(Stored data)

+ + + +

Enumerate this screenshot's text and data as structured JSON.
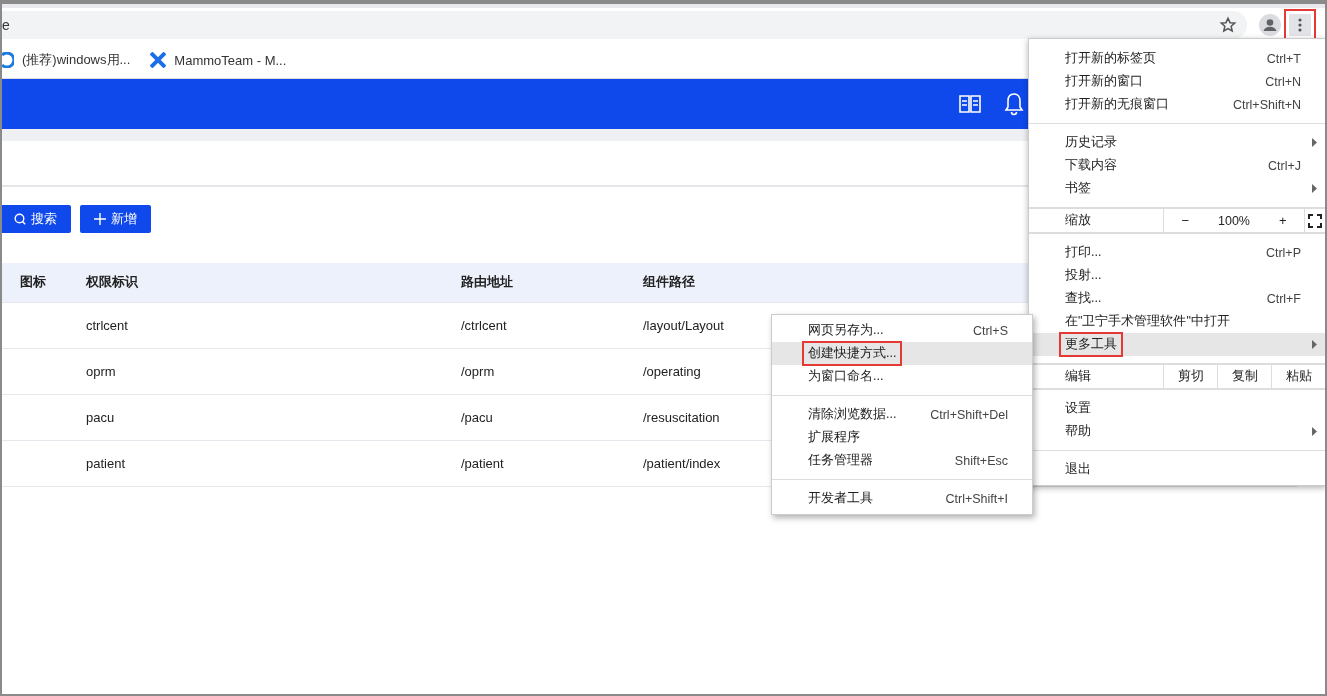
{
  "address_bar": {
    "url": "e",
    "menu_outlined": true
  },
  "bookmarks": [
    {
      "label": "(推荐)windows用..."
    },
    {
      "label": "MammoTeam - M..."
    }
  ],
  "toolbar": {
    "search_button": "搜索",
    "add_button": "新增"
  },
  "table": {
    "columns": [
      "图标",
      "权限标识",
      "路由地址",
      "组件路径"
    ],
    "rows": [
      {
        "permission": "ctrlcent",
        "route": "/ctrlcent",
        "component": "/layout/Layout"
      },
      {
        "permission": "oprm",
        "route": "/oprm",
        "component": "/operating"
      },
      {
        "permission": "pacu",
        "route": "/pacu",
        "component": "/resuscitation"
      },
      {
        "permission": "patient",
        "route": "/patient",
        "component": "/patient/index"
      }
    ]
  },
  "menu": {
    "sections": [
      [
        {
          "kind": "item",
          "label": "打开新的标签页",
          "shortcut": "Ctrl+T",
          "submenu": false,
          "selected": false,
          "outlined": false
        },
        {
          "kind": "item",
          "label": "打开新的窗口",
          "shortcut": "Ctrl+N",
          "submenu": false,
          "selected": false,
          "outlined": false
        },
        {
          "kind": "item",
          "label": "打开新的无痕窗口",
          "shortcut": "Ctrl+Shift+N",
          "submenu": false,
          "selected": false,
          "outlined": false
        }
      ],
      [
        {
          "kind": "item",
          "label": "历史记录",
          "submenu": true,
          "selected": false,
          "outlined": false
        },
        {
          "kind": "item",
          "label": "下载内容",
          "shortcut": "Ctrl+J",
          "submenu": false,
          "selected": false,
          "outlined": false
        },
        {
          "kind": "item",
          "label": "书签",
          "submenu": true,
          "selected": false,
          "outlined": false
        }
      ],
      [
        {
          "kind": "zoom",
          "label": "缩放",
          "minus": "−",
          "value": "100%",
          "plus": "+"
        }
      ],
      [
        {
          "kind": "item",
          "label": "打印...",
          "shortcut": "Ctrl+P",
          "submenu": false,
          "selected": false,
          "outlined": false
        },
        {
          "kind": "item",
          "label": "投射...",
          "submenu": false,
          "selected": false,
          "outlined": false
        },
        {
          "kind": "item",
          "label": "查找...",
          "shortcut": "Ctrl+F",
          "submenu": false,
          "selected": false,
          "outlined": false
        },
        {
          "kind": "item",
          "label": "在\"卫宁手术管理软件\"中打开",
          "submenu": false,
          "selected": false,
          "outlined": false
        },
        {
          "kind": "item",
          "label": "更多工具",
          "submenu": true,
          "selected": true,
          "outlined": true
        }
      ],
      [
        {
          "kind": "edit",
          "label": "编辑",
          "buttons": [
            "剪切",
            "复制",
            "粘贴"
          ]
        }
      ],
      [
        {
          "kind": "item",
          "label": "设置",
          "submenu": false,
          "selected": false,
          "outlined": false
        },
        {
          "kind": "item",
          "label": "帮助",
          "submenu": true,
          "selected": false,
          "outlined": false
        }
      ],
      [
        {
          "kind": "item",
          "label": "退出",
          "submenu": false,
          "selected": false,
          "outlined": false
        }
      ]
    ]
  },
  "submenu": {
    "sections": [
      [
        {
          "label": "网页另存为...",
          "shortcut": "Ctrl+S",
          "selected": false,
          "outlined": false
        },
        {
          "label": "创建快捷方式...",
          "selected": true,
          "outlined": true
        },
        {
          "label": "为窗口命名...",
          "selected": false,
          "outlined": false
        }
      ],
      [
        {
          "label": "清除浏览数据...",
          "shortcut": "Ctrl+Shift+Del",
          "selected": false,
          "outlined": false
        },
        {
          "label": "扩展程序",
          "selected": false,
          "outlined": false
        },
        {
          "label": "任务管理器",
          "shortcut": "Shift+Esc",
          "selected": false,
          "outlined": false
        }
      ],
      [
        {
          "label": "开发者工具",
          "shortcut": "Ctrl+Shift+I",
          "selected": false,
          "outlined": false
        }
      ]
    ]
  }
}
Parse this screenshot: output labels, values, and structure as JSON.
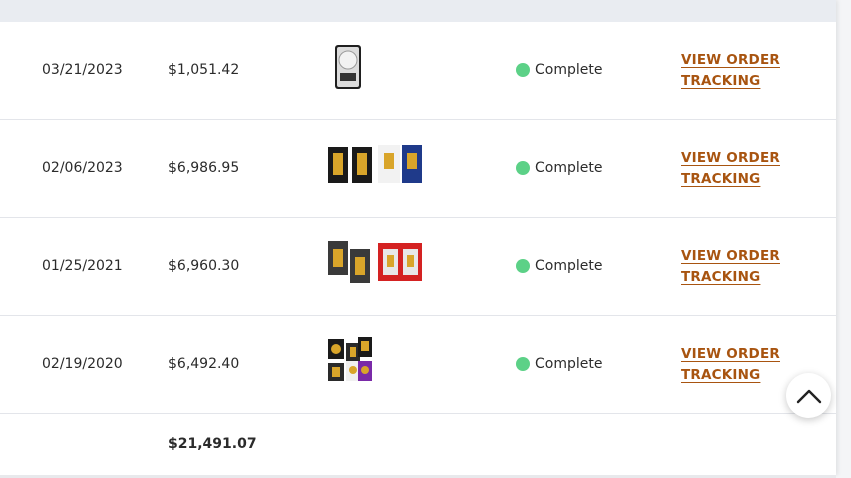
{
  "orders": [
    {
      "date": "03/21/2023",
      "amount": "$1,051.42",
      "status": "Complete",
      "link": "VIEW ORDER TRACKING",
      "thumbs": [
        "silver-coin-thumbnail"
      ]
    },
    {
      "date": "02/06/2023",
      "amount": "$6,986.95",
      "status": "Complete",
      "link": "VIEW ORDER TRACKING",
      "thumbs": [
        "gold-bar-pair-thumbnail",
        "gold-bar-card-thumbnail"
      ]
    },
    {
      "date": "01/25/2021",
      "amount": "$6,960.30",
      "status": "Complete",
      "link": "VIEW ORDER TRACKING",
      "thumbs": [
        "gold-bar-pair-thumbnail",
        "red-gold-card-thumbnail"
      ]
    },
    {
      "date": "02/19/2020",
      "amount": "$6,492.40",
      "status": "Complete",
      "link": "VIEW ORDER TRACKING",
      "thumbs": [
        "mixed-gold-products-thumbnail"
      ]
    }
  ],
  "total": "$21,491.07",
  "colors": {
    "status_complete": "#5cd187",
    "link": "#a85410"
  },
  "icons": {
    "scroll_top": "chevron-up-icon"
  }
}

+ + + +

INSTRUCTION:
Copy every line of the data exactly as written, excluding the pictures.

TASK ANSWER:
Enumerate this screenshot's text and data as structured JSON.
{
  "address_bar": {
    "url": "e",
    "menu_outlined": true
  },
  "bookmarks": [
    {
      "label": "(推荐)windows用..."
    },
    {
      "label": "MammoTeam - M..."
    }
  ],
  "toolbar": {
    "search_button": "搜索",
    "add_button": "新增"
  },
  "table": {
    "columns": [
      "图标",
      "权限标识",
      "路由地址",
      "组件路径"
    ],
    "rows": [
      {
        "permission": "ctrlcent",
        "route": "/ctrlcent",
        "component": "/layout/Layout"
      },
      {
        "permission": "oprm",
        "route": "/oprm",
        "component": "/operating"
      },
      {
        "permission": "pacu",
        "route": "/pacu",
        "component": "/resuscitation"
      },
      {
        "permission": "patient",
        "route": "/patient",
        "component": "/patient/index"
      }
    ]
  },
  "menu": {
    "sections": [
      [
        {
          "kind": "item",
          "label": "打开新的标签页",
          "shortcut": "Ctrl+T",
          "submenu": false,
          "selected": false,
          "outlined": false
        },
        {
          "kind": "item",
          "label": "打开新的窗口",
          "shortcut": "Ctrl+N",
          "submenu": false,
          "selected": false,
          "outlined": false
        },
        {
          "kind": "item",
          "label": "打开新的无痕窗口",
          "shortcut": "Ctrl+Shift+N",
          "submenu": false,
          "selected": false,
          "outlined": false
        }
      ],
      [
        {
          "kind": "item",
          "label": "历史记录",
          "submenu": true,
          "selected": false,
          "outlined": false
        },
        {
          "kind": "item",
          "label": "下载内容",
          "shortcut": "Ctrl+J",
          "submenu": false,
          "selected": false,
          "outlined": false
        },
        {
          "kind": "item",
          "label": "书签",
          "submenu": true,
          "selected": false,
          "outlined": false
        }
      ],
      [
        {
          "kind": "zoom",
          "label": "缩放",
          "minus": "−",
          "value": "100%",
          "plus": "+"
        }
      ],
      [
        {
          "kind": "item",
          "label": "打印...",
          "shortcut": "Ctrl+P",
          "submenu": false,
          "selected": false,
          "outlined": false
        },
        {
          "kind": "item",
          "label": "投射...",
          "submenu": false,
          "selected": false,
          "outlined": false
        },
        {
          "kind": "item",
          "label": "查找...",
          "shortcut": "Ctrl+F",
          "submenu": false,
          "selected": false,
          "outlined": false
        },
        {
          "kind": "item",
          "label": "在\"卫宁手术管理软件\"中打开",
          "submenu": false,
          "selected": false,
          "outlined": false
        },
        {
          "kind": "item",
          "label": "更多工具",
          "submenu": true,
          "selected": true,
          "outlined": true
        }
      ],
      [
        {
          "kind": "edit",
          "label": "编辑",
          "buttons": [
            "剪切",
            "复制",
            "粘贴"
          ]
        }
      ],
      [
        {
          "kind": "item",
          "label": "设置",
          "submenu": false,
          "selected": false,
          "outlined": false
        },
        {
          "kind": "item",
          "label": "帮助",
          "submenu": true,
          "selected": false,
          "outlined": false
        }
      ],
      [
        {
          "kind": "item",
          "label": "退出",
          "submenu": false,
          "selected": false,
          "outlined": false
        }
      ]
    ]
  },
  "submenu": {
    "sections": [
      [
        {
          "label": "网页另存为...",
          "shortcut": "Ctrl+S",
          "selected": false,
          "outlined": false
        },
        {
          "label": "创建快捷方式...",
          "selected": true,
          "outlined": true
        },
        {
          "label": "为窗口命名...",
          "selected": false,
          "outlined": false
        }
      ],
      [
        {
          "label": "清除浏览数据...",
          "shortcut": "Ctrl+Shift+Del",
          "selected": false,
          "outlined": false
        },
        {
          "label": "扩展程序",
          "selected": false,
          "outlined": false
        },
        {
          "label": "任务管理器",
          "shortcut": "Shift+Esc",
          "selected": false,
          "outlined": false
        }
      ],
      [
        {
          "label": "开发者工具",
          "shortcut": "Ctrl+Shift+I",
          "selected": false,
          "outlined": false
        }
      ]
    ]
  }
}
Parse this screenshot: output labels, values, and structure as JSON.
{
  "orders": [
    {
      "date": "03/21/2023",
      "amount": "$1,051.42",
      "status": "Complete",
      "link": "VIEW ORDER TRACKING",
      "thumbs": [
        "silver-coin-thumbnail"
      ]
    },
    {
      "date": "02/06/2023",
      "amount": "$6,986.95",
      "status": "Complete",
      "link": "VIEW ORDER TRACKING",
      "thumbs": [
        "gold-bar-pair-thumbnail",
        "gold-bar-card-thumbnail"
      ]
    },
    {
      "date": "01/25/2021",
      "amount": "$6,960.30",
      "status": "Complete",
      "link": "VIEW ORDER TRACKING",
      "thumbs": [
        "gold-bar-pair-thumbnail",
        "red-gold-card-thumbnail"
      ]
    },
    {
      "date": "02/19/2020",
      "amount": "$6,492.40",
      "status": "Complete",
      "link": "VIEW ORDER TRACKING",
      "thumbs": [
        "mixed-gold-products-thumbnail"
      ]
    }
  ],
  "total": "$21,491.07",
  "colors": {
    "status_complete": "#5cd187",
    "link": "#a85410"
  },
  "icons": {
    "scroll_top": "chevron-up-icon"
  }
}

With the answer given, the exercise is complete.